▸ **Stated goal**:
The records below hold pictures; please leave those out and retype the rest exactly.

▸ **Available data**:
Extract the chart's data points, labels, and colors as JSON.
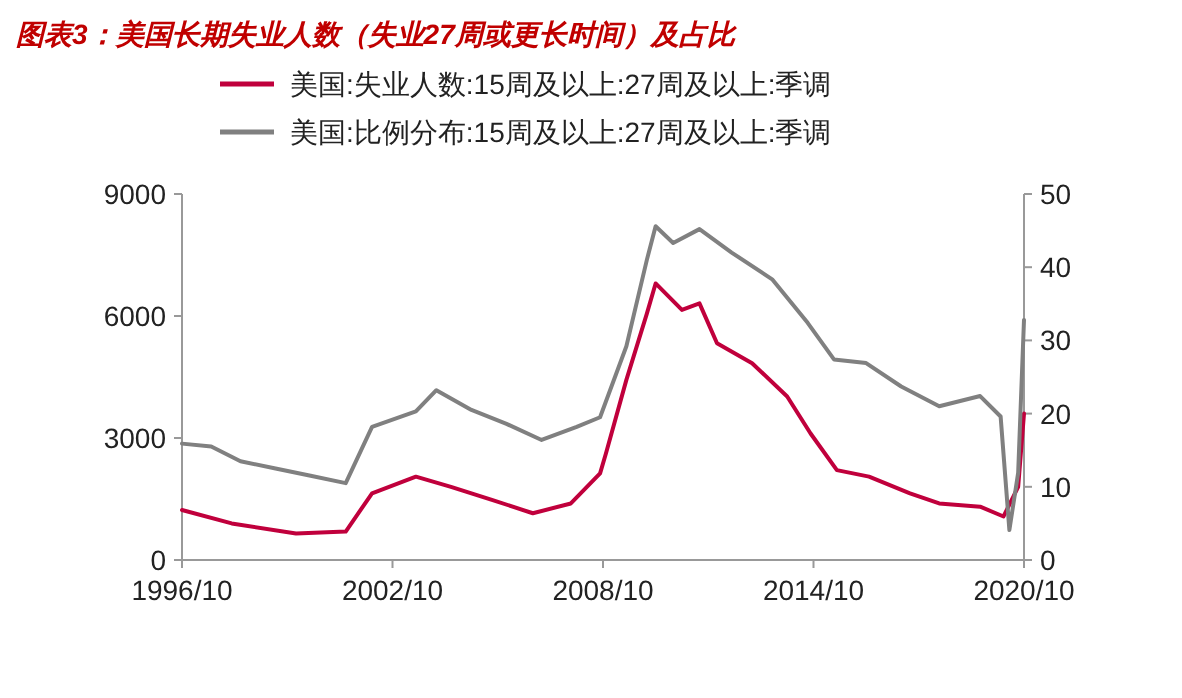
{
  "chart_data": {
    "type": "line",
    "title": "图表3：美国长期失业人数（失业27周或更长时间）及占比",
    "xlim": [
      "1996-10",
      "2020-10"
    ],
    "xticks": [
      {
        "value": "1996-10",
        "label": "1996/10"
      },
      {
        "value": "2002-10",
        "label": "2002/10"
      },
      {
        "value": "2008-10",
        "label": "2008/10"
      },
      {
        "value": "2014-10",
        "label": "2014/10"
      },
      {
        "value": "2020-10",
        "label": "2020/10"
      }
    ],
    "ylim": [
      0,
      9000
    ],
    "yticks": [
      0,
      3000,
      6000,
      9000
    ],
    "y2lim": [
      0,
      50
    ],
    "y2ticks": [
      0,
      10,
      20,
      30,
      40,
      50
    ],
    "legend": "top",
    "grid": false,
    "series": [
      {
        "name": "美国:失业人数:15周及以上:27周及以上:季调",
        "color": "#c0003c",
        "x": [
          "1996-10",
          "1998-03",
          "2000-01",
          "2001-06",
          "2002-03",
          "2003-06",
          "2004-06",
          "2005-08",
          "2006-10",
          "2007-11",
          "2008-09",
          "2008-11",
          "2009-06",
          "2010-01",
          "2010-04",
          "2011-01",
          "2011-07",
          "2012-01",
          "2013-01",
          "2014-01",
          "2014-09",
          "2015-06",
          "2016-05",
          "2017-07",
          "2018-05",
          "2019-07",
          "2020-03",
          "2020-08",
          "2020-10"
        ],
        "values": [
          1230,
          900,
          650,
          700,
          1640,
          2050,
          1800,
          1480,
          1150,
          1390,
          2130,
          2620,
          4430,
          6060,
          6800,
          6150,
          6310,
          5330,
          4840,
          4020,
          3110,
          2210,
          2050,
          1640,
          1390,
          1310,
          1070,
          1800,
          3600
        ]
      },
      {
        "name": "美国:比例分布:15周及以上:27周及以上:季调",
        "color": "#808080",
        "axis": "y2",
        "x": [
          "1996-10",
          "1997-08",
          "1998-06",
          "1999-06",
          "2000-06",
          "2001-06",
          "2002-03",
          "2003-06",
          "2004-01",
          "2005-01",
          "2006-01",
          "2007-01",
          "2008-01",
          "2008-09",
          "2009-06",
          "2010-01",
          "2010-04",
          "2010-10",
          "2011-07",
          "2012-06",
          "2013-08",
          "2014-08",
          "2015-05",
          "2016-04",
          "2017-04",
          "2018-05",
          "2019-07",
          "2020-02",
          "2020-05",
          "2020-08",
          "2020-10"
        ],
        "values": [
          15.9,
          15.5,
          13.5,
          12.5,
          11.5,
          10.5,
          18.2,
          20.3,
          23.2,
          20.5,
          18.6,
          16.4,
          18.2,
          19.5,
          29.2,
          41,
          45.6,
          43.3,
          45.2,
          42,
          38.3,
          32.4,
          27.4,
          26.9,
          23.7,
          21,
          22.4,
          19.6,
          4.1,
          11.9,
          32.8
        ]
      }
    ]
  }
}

▸ **The completed task**:
Extract the chart's data points, labels, and colors as JSON.
{
  "chart_data": {
    "type": "line",
    "title": "图表3：美国长期失业人数（失业27周或更长时间）及占比",
    "xlim": [
      "1996-10",
      "2020-10"
    ],
    "xticks": [
      {
        "value": "1996-10",
        "label": "1996/10"
      },
      {
        "value": "2002-10",
        "label": "2002/10"
      },
      {
        "value": "2008-10",
        "label": "2008/10"
      },
      {
        "value": "2014-10",
        "label": "2014/10"
      },
      {
        "value": "2020-10",
        "label": "2020/10"
      }
    ],
    "ylim": [
      0,
      9000
    ],
    "yticks": [
      0,
      3000,
      6000,
      9000
    ],
    "y2lim": [
      0,
      50
    ],
    "y2ticks": [
      0,
      10,
      20,
      30,
      40,
      50
    ],
    "legend": "top",
    "grid": false,
    "series": [
      {
        "name": "美国:失业人数:15周及以上:27周及以上:季调",
        "color": "#c0003c",
        "x": [
          "1996-10",
          "1998-03",
          "2000-01",
          "2001-06",
          "2002-03",
          "2003-06",
          "2004-06",
          "2005-08",
          "2006-10",
          "2007-11",
          "2008-09",
          "2008-11",
          "2009-06",
          "2010-01",
          "2010-04",
          "2011-01",
          "2011-07",
          "2012-01",
          "2013-01",
          "2014-01",
          "2014-09",
          "2015-06",
          "2016-05",
          "2017-07",
          "2018-05",
          "2019-07",
          "2020-03",
          "2020-08",
          "2020-10"
        ],
        "values": [
          1230,
          900,
          650,
          700,
          1640,
          2050,
          1800,
          1480,
          1150,
          1390,
          2130,
          2620,
          4430,
          6060,
          6800,
          6150,
          6310,
          5330,
          4840,
          4020,
          3110,
          2210,
          2050,
          1640,
          1390,
          1310,
          1070,
          1800,
          3600
        ]
      },
      {
        "name": "美国:比例分布:15周及以上:27周及以上:季调",
        "color": "#808080",
        "axis": "y2",
        "x": [
          "1996-10",
          "1997-08",
          "1998-06",
          "1999-06",
          "2000-06",
          "2001-06",
          "2002-03",
          "2003-06",
          "2004-01",
          "2005-01",
          "2006-01",
          "2007-01",
          "2008-01",
          "2008-09",
          "2009-06",
          "2010-01",
          "2010-04",
          "2010-10",
          "2011-07",
          "2012-06",
          "2013-08",
          "2014-08",
          "2015-05",
          "2016-04",
          "2017-04",
          "2018-05",
          "2019-07",
          "2020-02",
          "2020-05",
          "2020-08",
          "2020-10"
        ],
        "values": [
          15.9,
          15.5,
          13.5,
          12.5,
          11.5,
          10.5,
          18.2,
          20.3,
          23.2,
          20.5,
          18.6,
          16.4,
          18.2,
          19.5,
          29.2,
          41,
          45.6,
          43.3,
          45.2,
          42,
          38.3,
          32.4,
          27.4,
          26.9,
          23.7,
          21,
          22.4,
          19.6,
          4.1,
          11.9,
          32.8
        ]
      }
    ]
  }
}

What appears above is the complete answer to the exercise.